## Given task
All of the material below is to be repeated exactly.
--- Material for the task ---
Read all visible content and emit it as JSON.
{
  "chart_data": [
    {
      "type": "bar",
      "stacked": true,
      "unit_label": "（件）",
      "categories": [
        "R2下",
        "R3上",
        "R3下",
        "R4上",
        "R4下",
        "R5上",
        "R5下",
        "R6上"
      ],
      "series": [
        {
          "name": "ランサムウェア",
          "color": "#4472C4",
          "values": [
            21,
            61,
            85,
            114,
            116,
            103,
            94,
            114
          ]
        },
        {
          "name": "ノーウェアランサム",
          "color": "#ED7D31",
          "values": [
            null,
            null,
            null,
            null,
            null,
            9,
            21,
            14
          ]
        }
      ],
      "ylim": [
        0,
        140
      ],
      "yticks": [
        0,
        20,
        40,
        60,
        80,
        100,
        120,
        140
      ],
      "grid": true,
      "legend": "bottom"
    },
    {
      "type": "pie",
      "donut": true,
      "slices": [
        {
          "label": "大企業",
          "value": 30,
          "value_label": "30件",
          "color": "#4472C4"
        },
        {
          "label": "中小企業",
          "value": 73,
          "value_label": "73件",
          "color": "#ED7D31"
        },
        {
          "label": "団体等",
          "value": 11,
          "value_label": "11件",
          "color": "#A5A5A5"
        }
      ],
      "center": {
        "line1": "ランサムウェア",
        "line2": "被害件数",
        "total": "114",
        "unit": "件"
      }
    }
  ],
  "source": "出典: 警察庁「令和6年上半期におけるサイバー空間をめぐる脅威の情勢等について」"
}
---
## Full solution
Read all visible content and emit it as JSON.
{
  "chart_data": [
    {
      "type": "bar",
      "stacked": true,
      "unit_label": "（件）",
      "categories": [
        "R2下",
        "R3上",
        "R3下",
        "R4上",
        "R4下",
        "R5上",
        "R5下",
        "R6上"
      ],
      "series": [
        {
          "name": "ランサムウェア",
          "color": "#4472C4",
          "values": [
            21,
            61,
            85,
            114,
            116,
            103,
            94,
            114
          ]
        },
        {
          "name": "ノーウェアランサム",
          "color": "#ED7D31",
          "values": [
            null,
            null,
            null,
            null,
            null,
            9,
            21,
            14
          ]
        }
      ],
      "ylim": [
        0,
        140
      ],
      "yticks": [
        0,
        20,
        40,
        60,
        80,
        100,
        120,
        140
      ],
      "grid": true,
      "legend": "bottom"
    },
    {
      "type": "pie",
      "donut": true,
      "slices": [
        {
          "label": "大企業",
          "value": 30,
          "value_label": "30件",
          "color": "#4472C4"
        },
        {
          "label": "中小企業",
          "value": 73,
          "value_label": "73件",
          "color": "#ED7D31"
        },
        {
          "label": "団体等",
          "value": 11,
          "value_label": "11件",
          "color": "#A5A5A5"
        }
      ],
      "center": {
        "line1": "ランサムウェア",
        "line2": "被害件数",
        "total": "114",
        "unit": "件"
      }
    }
  ],
  "source": "出典: 警察庁「令和6年上半期におけるサイバー空間をめぐる脅威の情勢等について」"
}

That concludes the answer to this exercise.